- [Aim] Print the stretch of the internet service text from "Agreed, but I" through "cut you off.", copying every word and mark unchanged.

- [Text section]
Agreed, but I think that the problem isn't really oversubscription, but 
the way internet service tends to be marketed in the US.  The problem is 
that service is advertised as Unlimited(*).  Where the * means:

1.  If you download (or especially upload) too much, we'll cut you off. 
  We won't tell you how much this is.

2.  You can't use your connection for certain things - namely running 
servers of any kind.  Of course, 99% of the time they don't care if you 
run servers, but if you become a perceived problem the clause will be 
invoked.  Technically any game (or other application) that listens on a
port is a server.

There really needs to be some reform:

1.  Obviously net neutrality - so that the rules aren't ignored when you 
work with preferred partners.

2.  Any limits should be declared openly (both soft and hard).  They 
should be part of the agreement and generally not be modifiable when you 
are under contract.

3.  No restriction on how the connection is used (beyond standard legal 
disclaimers that any commercial ISP would impose).  If you don't want 
people serving up GBs of web traffic then impose a publicly-declared 

4.  ISPs should be forced to declare what their oversubscription ratio 
is on a quarterly basis.  No rules/regulations on what it can be - just 
truth in advertising.

The real problem with all these unwritten rules is that it makes it 
difficult for consumers to select the best deal.  Since the consumer ISP 
market is very limited by its nature we need to ensure that at least the 
limited choices that do exist have to compete vigorously.

- [Listed entries]
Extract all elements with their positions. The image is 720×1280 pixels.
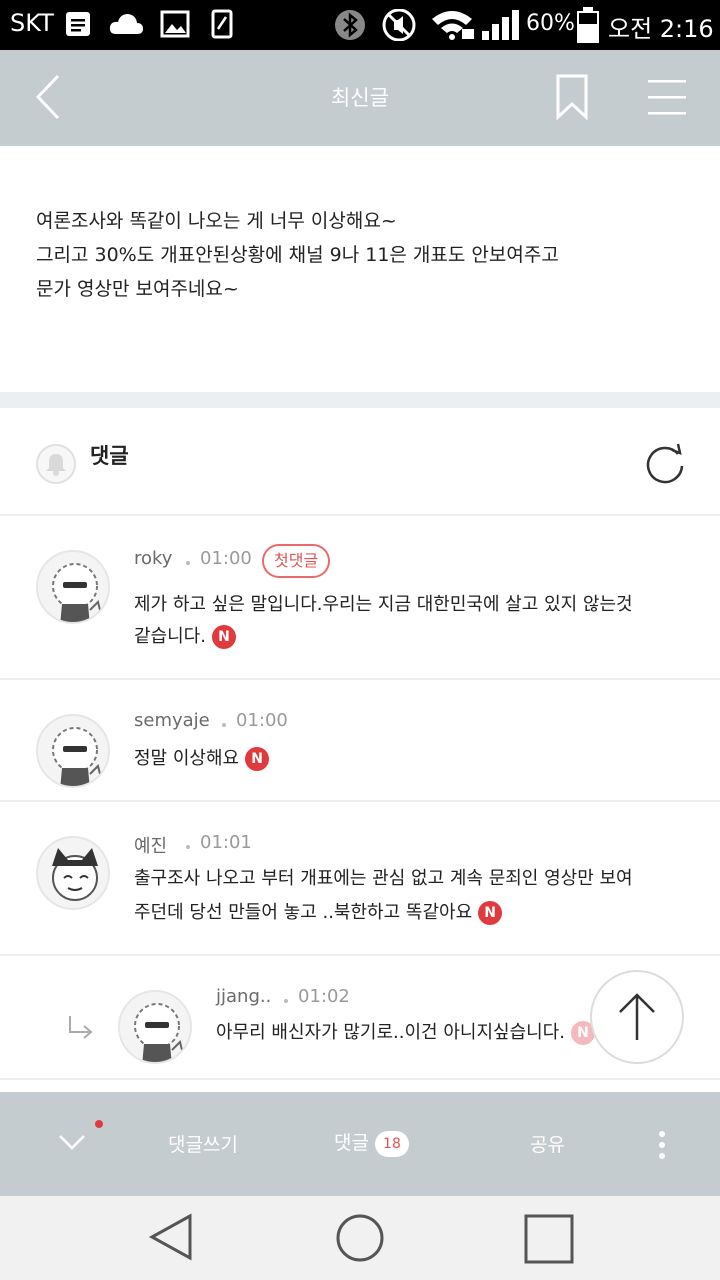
- avatar[interactable]: [118, 990, 192, 1064]
- comment-text-line: 아무리 배신자가 많기로..이건 아니지싶습니다. N: [216, 1014, 595, 1052]
- page-title: 최신글: [331, 86, 389, 110]
- wifi-lock-icon: [430, 9, 476, 45]
- comment-item: semyaje 01:00 정말 이상해요 N: [0, 680, 720, 802]
- comment-item: 예진 01:01 출구조사 나오고 부터 개표에는 관심 없고 계속 문죄인 영…: [0, 802, 720, 956]
- share-button[interactable]: 공유: [530, 1130, 565, 1157]
- image-icon: [160, 9, 190, 43]
- comment-author[interactable]: semyaje: [134, 710, 210, 731]
- comment-author[interactable]: jjang..: [216, 986, 271, 1007]
- separator-dot: [186, 845, 190, 849]
- bluetooth-icon: [332, 9, 368, 45]
- signal-icon: [482, 9, 522, 45]
- reply-arrow-icon: [66, 1014, 96, 1044]
- comment-time: 01:02: [298, 986, 350, 1007]
- app-header: 최신글: [0, 50, 720, 146]
- status-bar: SKT 60% 오전 2:16: [0, 0, 720, 50]
- scroll-to-top-button[interactable]: [590, 970, 684, 1064]
- separator-dot: [222, 723, 226, 727]
- avatar[interactable]: [36, 714, 110, 788]
- comment-count-badge: 18: [374, 1130, 409, 1157]
- cloud-icon: [108, 9, 144, 43]
- post-line: 문가 영상만 보여주네요~: [36, 278, 239, 300]
- chevron-down-icon[interactable]: [58, 1132, 86, 1156]
- comment-text-line: 같습니다. N: [134, 618, 236, 656]
- section-divider: [0, 392, 720, 408]
- refresh-icon[interactable]: [642, 442, 688, 492]
- comment-text: 아무리 배신자가 많기로..이건 아니지싶습니다.: [216, 1022, 565, 1043]
- new-badge: N: [211, 625, 236, 649]
- comment-text: 주던데 당선 만들어 놓고 ..북한하고 똑같아요: [134, 902, 473, 923]
- comment-time: 01:00: [200, 548, 252, 569]
- post-line: 여론조사와 똑같이 나오는 게 너무 이상해요~: [36, 210, 397, 232]
- new-badge: N: [478, 901, 503, 925]
- phone-screen-icon: [210, 9, 234, 43]
- post-line: 그리고 30%도 개표안된상황에 채널 9나 11은 개표도 안보여주고: [36, 244, 559, 266]
- comment-text: 출구조사 나오고 부터 개표에는 관심 없고 계속 문죄인 영상만 보여: [134, 868, 633, 889]
- separator-dot: [284, 999, 288, 1003]
- notification-dot: [95, 1120, 103, 1128]
- comments-button-label: 댓글: [334, 1132, 369, 1154]
- more-vertical-icon[interactable]: [656, 1130, 668, 1164]
- battery-icon: [576, 6, 600, 48]
- write-comment-button[interactable]: 댓글쓰기: [168, 1130, 238, 1157]
- new-badge: N: [245, 747, 270, 771]
- mute-icon: [380, 8, 418, 45]
- message-icon: [64, 9, 92, 43]
- comment-author[interactable]: 예진: [134, 832, 167, 858]
- comment-item: roky 01:00 첫댓글 제가 하고 싶은 말입니다.우리는 지금 대한민국…: [0, 516, 720, 680]
- comment-text: 정말 이상해요: [134, 748, 240, 769]
- comment-time: 01:00: [236, 710, 288, 731]
- bookmark-icon[interactable]: [556, 74, 588, 124]
- battery-percent: 60%: [526, 11, 575, 36]
- bell-icon[interactable]: [36, 444, 76, 484]
- menu-icon[interactable]: [648, 78, 688, 122]
- nav-home-icon[interactable]: [334, 1212, 386, 1268]
- comment-author[interactable]: roky: [134, 548, 172, 569]
- comment-text-line: 정말 이상해요 N: [134, 740, 270, 778]
- avatar[interactable]: [36, 550, 110, 624]
- comment-time: 01:01: [200, 832, 252, 853]
- avatar[interactable]: [36, 836, 110, 910]
- carrier-label: SKT: [10, 9, 54, 37]
- comments-header: 댓글: [0, 408, 720, 516]
- system-nav-bar: [0, 1196, 720, 1280]
- nav-back-icon[interactable]: [146, 1212, 196, 1266]
- comments-label: 댓글: [90, 444, 129, 468]
- separator-dot: [186, 561, 190, 565]
- first-comment-badge: 첫댓글: [262, 544, 331, 578]
- comment-text: 같습니다.: [134, 626, 206, 647]
- post-body: 여론조사와 똑같이 나오는 게 너무 이상해요~ 그리고 30%도 개표안된상황…: [0, 146, 720, 392]
- clock: 오전 2:16: [608, 15, 714, 43]
- comment-text-line: 주던데 당선 만들어 놓고 ..북한하고 똑같아요 N: [134, 894, 503, 932]
- arrow-up-icon: [619, 993, 655, 1040]
- nav-recents-icon[interactable]: [524, 1214, 574, 1268]
- bottom-action-bar: 댓글쓰기 댓글 18 공유: [0, 1092, 720, 1196]
- comments-button[interactable]: 댓글 18: [334, 1128, 409, 1157]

- [Task result]
Agreed, but I think that the problem isn't really oversubscription, but 
the way internet service tends to be marketed in the US.  The problem is 
that service is advertised as Unlimited(*).  Where the * means:

1.  If you download (or especially upload) too much, we'll cut you off.